Goal: Repeat verbatim the lines of the data below, beginning with the line containing "Transcribe the text in this document." and continuing to the end.

[Saved entries]

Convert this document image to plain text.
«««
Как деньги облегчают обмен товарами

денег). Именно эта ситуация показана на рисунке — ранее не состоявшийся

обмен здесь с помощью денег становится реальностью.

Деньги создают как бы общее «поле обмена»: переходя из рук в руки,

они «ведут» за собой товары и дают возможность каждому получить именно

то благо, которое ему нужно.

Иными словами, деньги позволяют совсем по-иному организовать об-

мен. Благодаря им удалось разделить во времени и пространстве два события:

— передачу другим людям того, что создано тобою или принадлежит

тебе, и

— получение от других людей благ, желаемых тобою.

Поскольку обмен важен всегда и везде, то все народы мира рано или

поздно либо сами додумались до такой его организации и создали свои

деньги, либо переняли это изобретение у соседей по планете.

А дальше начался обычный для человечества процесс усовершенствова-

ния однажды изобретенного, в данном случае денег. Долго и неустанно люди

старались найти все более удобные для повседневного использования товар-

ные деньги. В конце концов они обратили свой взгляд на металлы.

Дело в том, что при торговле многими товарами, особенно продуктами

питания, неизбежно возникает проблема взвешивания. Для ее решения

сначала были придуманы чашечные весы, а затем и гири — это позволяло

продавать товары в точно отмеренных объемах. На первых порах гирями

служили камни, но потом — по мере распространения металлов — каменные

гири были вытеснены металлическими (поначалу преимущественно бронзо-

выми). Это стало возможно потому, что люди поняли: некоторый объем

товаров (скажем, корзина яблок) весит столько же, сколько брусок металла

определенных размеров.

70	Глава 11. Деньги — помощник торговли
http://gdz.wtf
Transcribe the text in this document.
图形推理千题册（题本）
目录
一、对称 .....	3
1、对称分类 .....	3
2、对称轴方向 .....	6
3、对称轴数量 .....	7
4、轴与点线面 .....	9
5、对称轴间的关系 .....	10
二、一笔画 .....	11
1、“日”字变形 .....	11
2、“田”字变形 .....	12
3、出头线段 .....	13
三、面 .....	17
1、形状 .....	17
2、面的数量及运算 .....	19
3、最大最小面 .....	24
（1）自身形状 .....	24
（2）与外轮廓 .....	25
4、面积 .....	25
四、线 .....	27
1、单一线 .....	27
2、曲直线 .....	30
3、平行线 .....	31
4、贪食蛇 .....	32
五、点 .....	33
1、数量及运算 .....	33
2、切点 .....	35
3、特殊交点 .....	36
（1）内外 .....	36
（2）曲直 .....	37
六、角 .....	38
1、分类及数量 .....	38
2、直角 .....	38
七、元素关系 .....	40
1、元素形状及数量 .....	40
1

Solution to the exercise:
Transcribe the text in this document.
图形推理千题册（题本）
目录
一、对称 .....	3
1、对称分类 .....	3
2、对称轴方向 .....	6
3、对称轴数量 .....	7
4、轴与点线面 .....	9
5、对称轴间的关系 .....	10
二、一笔画 .....	11
1、“日”字变形 .....	11
2、“田”字变形 .....	12
3、出头线段 .....	13
三、面 .....	17
1、形状 .....	17
2、面的数量及运算 .....	19
3、最大最小面 .....	24
（1）自身形状 .....	24
（2）与外轮廓 .....	25
4、面积 .....	25
四、线 .....	27
1、单一线 .....	27
2、曲直线 .....	30
3、平行线 .....	31
4、贪食蛇 .....	32
五、点 .....	33
1、数量及运算 .....	33
2、切点 .....	35
3、特殊交点 .....	36
（1）内外 .....	36
（2）曲直 .....	37
六、角 .....	38
1、分类及数量 .....	38
2、直角 .....	38
七、元素关系 .....	40
1、元素形状及数量 .....	40
1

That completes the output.